*SOURCE PASSAGE:*
━━━━━━

# Safflower mayonnaise ????



## TJohn (Jun 18, 2002)

I just picked some up this weekend. It's made my Hain and it says that it's high in the antioxidant vitamin E. It doesn't taste like full blown Hellmans mayo but it is pretty tasty. Does anyone know if this stuff is better for you than regular mayo. Looks like the fat info is just about the same as regular, but much less sodium.

TJohn


----------



## w8lifter (Jun 18, 2002)

Yes, because it's made w/ safflower oil as opposed to canola oil, it's healthier....high in Omega 6 EFA's & Vitamin E

Safflower Oil

Here's another


----------



## TJohn (Jun 18, 2002)

Thanks w8. That link is broke BTW.

TJohn


----------



## w8lifter (Jun 18, 2002)

It's working for me


----------



## TJohn (Jun 18, 2002)

Second ones a charm !! Thanks again girl !!

TJohn


----------



## nikegurl (Jun 18, 2002)

i think this stuff's pretty yummy by the way.  anyone debating i'd say definitely give it a try.


----------



## TJohn (Jun 18, 2002)

> _*Originally posted by nikegurl *_
> i think this stuff's pretty yummy by the way.  anyone debating i'd say definitely give it a try.



Me too !! it is yummy  

TJohn


----------



## Jodi (Jun 18, 2002)

I've been using it for months.  I can't even taste the difference!


----------



## Dr. Pain (Jun 18, 2002)

Try "Hollywood" brand, so much better than Hain! 


DP


----------



## Jodi (Jun 18, 2002)

> _*Originally posted by Dr. Pain *_
> Try "Hollywood" brand, so much better than Hain!
> 
> 
> DP



Can't get Hollywood around here.  Is there website for it?


----------



## Dr. Pain (Jun 18, 2002)

I've only seen it in grocery stores....sorry!


DP


----------



## TJohn (Jun 18, 2002)

> _*Originally posted by Dr. Pain *_
> Try "Hollywood" brand, so much better than Hain!
> 
> 
> DP



Better as in taste ???

TJohn


----------



## Dr. Pain (Jun 18, 2002)

Yes as in taste, if you want a better oil....I believe Spectrum has a better product than Hain! 


DP


----------



## TJohn (Jun 18, 2002)

> _*Originally posted by Dr. Pain *_
> Yes as in taste, if you want a better oil....I believe Spectrum has a better product than Hain!
> 
> 
> DP



Right 

TJohn


----------

━━━━━━

*SET EXERCISE A:*
Extract every row below that contains the word "pressure".

━━━━━━

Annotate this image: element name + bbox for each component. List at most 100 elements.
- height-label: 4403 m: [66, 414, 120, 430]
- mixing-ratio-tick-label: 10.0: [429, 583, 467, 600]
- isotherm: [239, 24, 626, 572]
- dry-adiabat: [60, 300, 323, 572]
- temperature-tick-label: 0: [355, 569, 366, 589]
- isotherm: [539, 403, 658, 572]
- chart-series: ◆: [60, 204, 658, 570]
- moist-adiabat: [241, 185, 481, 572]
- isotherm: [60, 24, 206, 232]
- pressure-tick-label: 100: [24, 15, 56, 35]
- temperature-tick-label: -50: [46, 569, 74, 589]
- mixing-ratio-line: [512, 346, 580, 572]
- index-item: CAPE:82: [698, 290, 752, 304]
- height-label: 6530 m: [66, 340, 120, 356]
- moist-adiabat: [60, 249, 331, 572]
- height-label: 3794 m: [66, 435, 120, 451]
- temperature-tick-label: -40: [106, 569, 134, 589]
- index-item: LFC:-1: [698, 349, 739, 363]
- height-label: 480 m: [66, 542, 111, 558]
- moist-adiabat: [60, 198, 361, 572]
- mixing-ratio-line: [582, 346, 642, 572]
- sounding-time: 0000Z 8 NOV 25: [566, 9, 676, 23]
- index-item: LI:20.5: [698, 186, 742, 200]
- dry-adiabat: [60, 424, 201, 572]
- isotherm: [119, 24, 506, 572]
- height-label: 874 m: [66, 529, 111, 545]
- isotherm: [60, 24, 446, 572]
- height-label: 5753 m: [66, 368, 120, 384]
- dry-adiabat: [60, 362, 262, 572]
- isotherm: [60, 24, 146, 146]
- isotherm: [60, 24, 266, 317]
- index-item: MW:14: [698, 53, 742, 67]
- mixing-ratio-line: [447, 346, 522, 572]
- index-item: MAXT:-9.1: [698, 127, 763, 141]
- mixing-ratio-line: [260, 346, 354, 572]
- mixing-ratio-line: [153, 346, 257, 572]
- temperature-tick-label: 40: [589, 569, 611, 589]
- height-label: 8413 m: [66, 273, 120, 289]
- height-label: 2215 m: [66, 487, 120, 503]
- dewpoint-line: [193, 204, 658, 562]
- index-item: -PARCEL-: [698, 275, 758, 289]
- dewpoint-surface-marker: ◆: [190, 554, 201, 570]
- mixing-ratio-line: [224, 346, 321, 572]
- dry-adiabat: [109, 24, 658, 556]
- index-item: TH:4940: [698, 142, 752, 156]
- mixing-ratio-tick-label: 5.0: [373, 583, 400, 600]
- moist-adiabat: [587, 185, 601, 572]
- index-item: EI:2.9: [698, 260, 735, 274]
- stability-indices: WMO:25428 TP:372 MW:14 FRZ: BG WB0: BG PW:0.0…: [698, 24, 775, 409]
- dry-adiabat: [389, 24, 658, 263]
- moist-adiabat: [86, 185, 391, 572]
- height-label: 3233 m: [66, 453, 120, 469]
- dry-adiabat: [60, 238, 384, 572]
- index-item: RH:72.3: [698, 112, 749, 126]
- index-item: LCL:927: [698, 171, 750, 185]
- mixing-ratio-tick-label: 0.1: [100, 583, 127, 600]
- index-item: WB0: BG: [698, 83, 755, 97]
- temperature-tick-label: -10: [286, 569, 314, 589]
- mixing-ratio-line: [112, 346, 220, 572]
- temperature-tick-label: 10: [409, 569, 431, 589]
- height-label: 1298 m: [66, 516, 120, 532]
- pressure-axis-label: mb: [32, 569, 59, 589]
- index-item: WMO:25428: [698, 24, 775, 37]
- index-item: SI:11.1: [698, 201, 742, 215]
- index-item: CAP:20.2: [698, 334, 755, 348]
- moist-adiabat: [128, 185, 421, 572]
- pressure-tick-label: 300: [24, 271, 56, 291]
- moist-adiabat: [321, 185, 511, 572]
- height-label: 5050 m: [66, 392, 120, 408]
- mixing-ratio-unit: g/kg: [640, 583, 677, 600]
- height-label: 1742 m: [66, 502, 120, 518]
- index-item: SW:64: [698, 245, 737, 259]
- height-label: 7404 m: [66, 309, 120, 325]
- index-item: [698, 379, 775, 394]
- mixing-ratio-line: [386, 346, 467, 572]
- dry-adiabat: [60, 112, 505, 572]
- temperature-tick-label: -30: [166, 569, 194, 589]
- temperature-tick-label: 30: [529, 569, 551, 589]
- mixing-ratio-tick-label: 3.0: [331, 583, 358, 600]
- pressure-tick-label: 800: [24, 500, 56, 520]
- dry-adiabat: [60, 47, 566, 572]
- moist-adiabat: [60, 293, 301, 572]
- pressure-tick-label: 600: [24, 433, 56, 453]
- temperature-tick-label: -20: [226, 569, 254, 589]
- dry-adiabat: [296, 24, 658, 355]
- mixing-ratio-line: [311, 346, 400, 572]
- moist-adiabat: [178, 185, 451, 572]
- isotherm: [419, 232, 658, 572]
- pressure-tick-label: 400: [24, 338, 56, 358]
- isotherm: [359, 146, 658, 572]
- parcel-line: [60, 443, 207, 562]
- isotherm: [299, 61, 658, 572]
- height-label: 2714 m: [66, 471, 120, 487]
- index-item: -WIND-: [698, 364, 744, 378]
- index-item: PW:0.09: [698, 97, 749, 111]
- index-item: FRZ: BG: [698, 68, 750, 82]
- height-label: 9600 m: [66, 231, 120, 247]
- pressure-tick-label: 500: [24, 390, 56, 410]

━━━━━━

*SET EXERCISE B:*
In the mayonnaise thread, revise the section that begins at the words "Yes, because it's" and stops after "is broke BTW.", writing it out again with "canola oil" replaced by "olive oil".

*FULL RESPONSE A:*
- pressure-tick-label: 100: [24, 15, 56, 35]
- pressure-axis-label: mb: [32, 569, 59, 589]
- pressure-tick-label: 300: [24, 271, 56, 291]
- pressure-tick-label: 800: [24, 500, 56, 520]
- pressure-tick-label: 600: [24, 433, 56, 453]
- pressure-tick-label: 400: [24, 338, 56, 358]
- pressure-tick-label: 500: [24, 390, 56, 410]

*FULL RESPONSE B:*
Yes, because it's made w/ safflower oil as opposed to olive oil, it's healthier....high in Omega 6 EFA's & Vitamin E

Safflower Oil

Here's another


----------



## TJohn (Jun 18, 2002)

Thanks w8. That link is broke BTW.